Records about charts and figures
=====

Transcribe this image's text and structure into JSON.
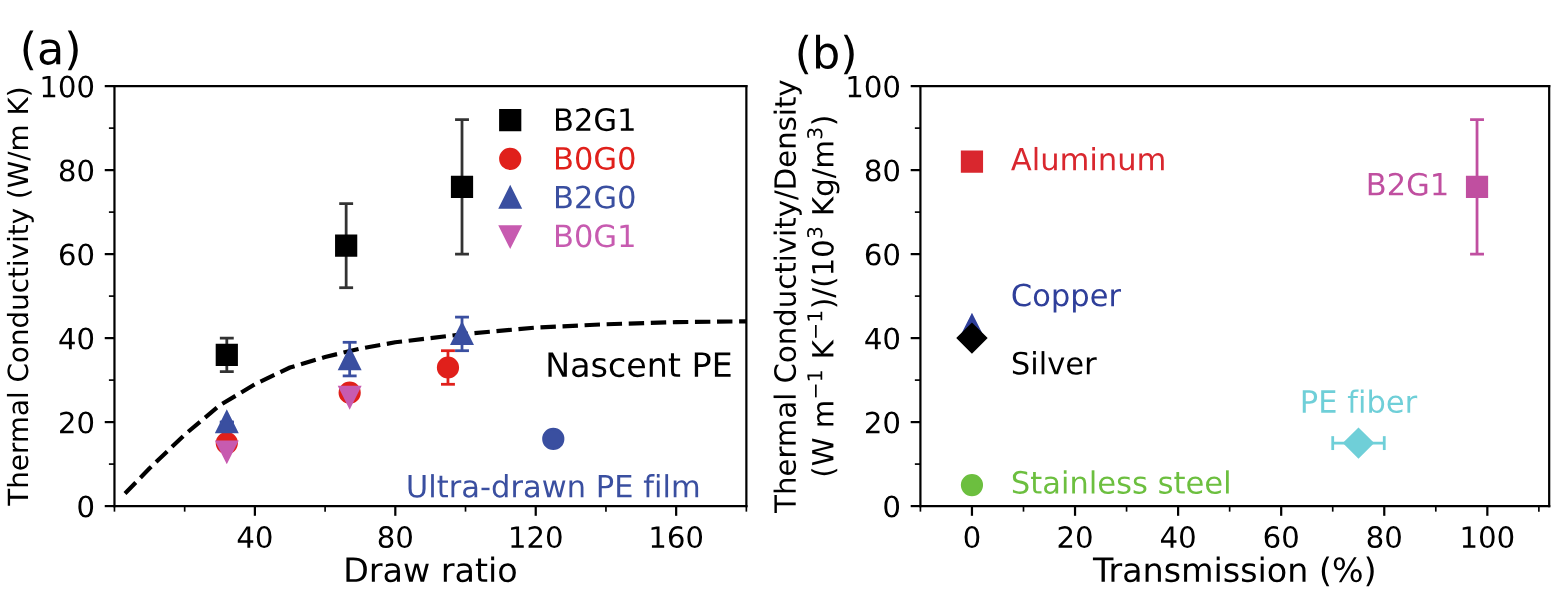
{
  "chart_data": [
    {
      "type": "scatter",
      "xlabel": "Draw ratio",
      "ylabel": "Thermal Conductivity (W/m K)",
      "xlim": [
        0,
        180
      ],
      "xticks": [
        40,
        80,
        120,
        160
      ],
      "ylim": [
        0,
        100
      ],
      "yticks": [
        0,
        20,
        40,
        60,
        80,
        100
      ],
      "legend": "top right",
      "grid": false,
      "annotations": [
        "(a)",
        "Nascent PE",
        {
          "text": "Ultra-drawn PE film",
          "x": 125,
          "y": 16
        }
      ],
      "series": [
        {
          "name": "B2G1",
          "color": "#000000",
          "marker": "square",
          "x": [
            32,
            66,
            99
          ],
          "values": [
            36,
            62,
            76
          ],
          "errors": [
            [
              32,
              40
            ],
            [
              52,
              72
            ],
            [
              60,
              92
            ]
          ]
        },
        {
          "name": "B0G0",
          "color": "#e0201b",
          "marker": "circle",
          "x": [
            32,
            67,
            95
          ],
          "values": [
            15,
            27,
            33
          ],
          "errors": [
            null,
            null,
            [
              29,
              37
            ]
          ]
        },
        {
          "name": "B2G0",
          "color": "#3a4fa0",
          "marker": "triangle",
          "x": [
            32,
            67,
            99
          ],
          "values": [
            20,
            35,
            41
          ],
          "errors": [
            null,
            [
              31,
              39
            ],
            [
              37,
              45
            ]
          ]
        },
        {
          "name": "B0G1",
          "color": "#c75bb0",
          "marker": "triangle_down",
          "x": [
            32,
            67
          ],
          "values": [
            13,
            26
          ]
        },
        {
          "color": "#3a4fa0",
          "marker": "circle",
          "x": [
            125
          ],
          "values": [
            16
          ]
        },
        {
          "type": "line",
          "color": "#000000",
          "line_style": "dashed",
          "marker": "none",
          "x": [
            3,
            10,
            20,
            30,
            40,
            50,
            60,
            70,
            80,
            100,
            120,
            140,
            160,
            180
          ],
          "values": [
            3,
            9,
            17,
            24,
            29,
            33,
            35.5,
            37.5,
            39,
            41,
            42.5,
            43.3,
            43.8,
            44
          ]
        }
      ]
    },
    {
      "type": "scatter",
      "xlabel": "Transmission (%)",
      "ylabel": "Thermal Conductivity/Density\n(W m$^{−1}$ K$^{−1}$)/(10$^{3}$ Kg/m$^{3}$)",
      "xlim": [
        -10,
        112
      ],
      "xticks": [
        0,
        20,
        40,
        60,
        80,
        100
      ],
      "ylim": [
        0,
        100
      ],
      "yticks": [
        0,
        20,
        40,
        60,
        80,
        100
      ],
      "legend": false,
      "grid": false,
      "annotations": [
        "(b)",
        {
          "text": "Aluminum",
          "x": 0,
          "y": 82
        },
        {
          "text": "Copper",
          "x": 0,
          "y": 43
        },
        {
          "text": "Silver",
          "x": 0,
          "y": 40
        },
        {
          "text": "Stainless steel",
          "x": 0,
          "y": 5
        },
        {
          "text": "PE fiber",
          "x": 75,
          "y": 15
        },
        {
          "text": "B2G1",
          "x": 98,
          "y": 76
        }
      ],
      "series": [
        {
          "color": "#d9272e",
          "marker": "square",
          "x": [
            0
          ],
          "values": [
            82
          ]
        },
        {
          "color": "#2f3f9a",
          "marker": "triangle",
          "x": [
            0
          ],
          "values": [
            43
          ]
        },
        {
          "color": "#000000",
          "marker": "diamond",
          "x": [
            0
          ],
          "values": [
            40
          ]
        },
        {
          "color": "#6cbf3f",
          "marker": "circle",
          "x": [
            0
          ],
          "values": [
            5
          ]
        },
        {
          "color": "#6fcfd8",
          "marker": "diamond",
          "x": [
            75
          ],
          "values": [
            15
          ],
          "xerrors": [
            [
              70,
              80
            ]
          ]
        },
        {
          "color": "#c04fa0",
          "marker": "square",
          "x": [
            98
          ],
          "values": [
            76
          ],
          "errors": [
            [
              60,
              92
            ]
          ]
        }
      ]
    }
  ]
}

=====

# [Short problem]
Omit the images and transcribe all of the records above word for word.

# [Task output]
Transcribe this image's text and structure into JSON.
{
  "chart_data": [
    {
      "type": "scatter",
      "xlabel": "Draw ratio",
      "ylabel": "Thermal Conductivity (W/m K)",
      "xlim": [
        0,
        180
      ],
      "xticks": [
        40,
        80,
        120,
        160
      ],
      "ylim": [
        0,
        100
      ],
      "yticks": [
        0,
        20,
        40,
        60,
        80,
        100
      ],
      "legend": "top right",
      "grid": false,
      "annotations": [
        "(a)",
        "Nascent PE",
        {
          "text": "Ultra-drawn PE film",
          "x": 125,
          "y": 16
        }
      ],
      "series": [
        {
          "name": "B2G1",
          "color": "#000000",
          "marker": "square",
          "x": [
            32,
            66,
            99
          ],
          "values": [
            36,
            62,
            76
          ],
          "errors": [
            [
              32,
              40
            ],
            [
              52,
              72
            ],
            [
              60,
              92
            ]
          ]
        },
        {
          "name": "B0G0",
          "color": "#e0201b",
          "marker": "circle",
          "x": [
            32,
            67,
            95
          ],
          "values": [
            15,
            27,
            33
          ],
          "errors": [
            null,
            null,
            [
              29,
              37
            ]
          ]
        },
        {
          "name": "B2G0",
          "color": "#3a4fa0",
          "marker": "triangle",
          "x": [
            32,
            67,
            99
          ],
          "values": [
            20,
            35,
            41
          ],
          "errors": [
            null,
            [
              31,
              39
            ],
            [
              37,
              45
            ]
          ]
        },
        {
          "name": "B0G1",
          "color": "#c75bb0",
          "marker": "triangle_down",
          "x": [
            32,
            67
          ],
          "values": [
            13,
            26
          ]
        },
        {
          "color": "#3a4fa0",
          "marker": "circle",
          "x": [
            125
          ],
          "values": [
            16
          ]
        },
        {
          "type": "line",
          "color": "#000000",
          "line_style": "dashed",
          "marker": "none",
          "x": [
            3,
            10,
            20,
            30,
            40,
            50,
            60,
            70,
            80,
            100,
            120,
            140,
            160,
            180
          ],
          "values": [
            3,
            9,
            17,
            24,
            29,
            33,
            35.5,
            37.5,
            39,
            41,
            42.5,
            43.3,
            43.8,
            44
          ]
        }
      ]
    },
    {
      "type": "scatter",
      "xlabel": "Transmission (%)",
      "ylabel": "Thermal Conductivity/Density\n(W m$^{−1}$ K$^{−1}$)/(10$^{3}$ Kg/m$^{3}$)",
      "xlim": [
        -10,
        112
      ],
      "xticks": [
        0,
        20,
        40,
        60,
        80,
        100
      ],
      "ylim": [
        0,
        100
      ],
      "yticks": [
        0,
        20,
        40,
        60,
        80,
        100
      ],
      "legend": false,
      "grid": false,
      "annotations": [
        "(b)",
        {
          "text": "Aluminum",
          "x": 0,
          "y": 82
        },
        {
          "text": "Copper",
          "x": 0,
          "y": 43
        },
        {
          "text": "Silver",
          "x": 0,
          "y": 40
        },
        {
          "text": "Stainless steel",
          "x": 0,
          "y": 5
        },
        {
          "text": "PE fiber",
          "x": 75,
          "y": 15
        },
        {
          "text": "B2G1",
          "x": 98,
          "y": 76
        }
      ],
      "series": [
        {
          "color": "#d9272e",
          "marker": "square",
          "x": [
            0
          ],
          "values": [
            82
          ]
        },
        {
          "color": "#2f3f9a",
          "marker": "triangle",
          "x": [
            0
          ],
          "values": [
            43
          ]
        },
        {
          "color": "#000000",
          "marker": "diamond",
          "x": [
            0
          ],
          "values": [
            40
          ]
        },
        {
          "color": "#6cbf3f",
          "marker": "circle",
          "x": [
            0
          ],
          "values": [
            5
          ]
        },
        {
          "color": "#6fcfd8",
          "marker": "diamond",
          "x": [
            75
          ],
          "values": [
            15
          ],
          "xerrors": [
            [
              70,
              80
            ]
          ]
        },
        {
          "color": "#c04fa0",
          "marker": "square",
          "x": [
            98
          ],
          "values": [
            76
          ],
          "errors": [
            [
              60,
              92
            ]
          ]
        }
      ]
    }
  ]
}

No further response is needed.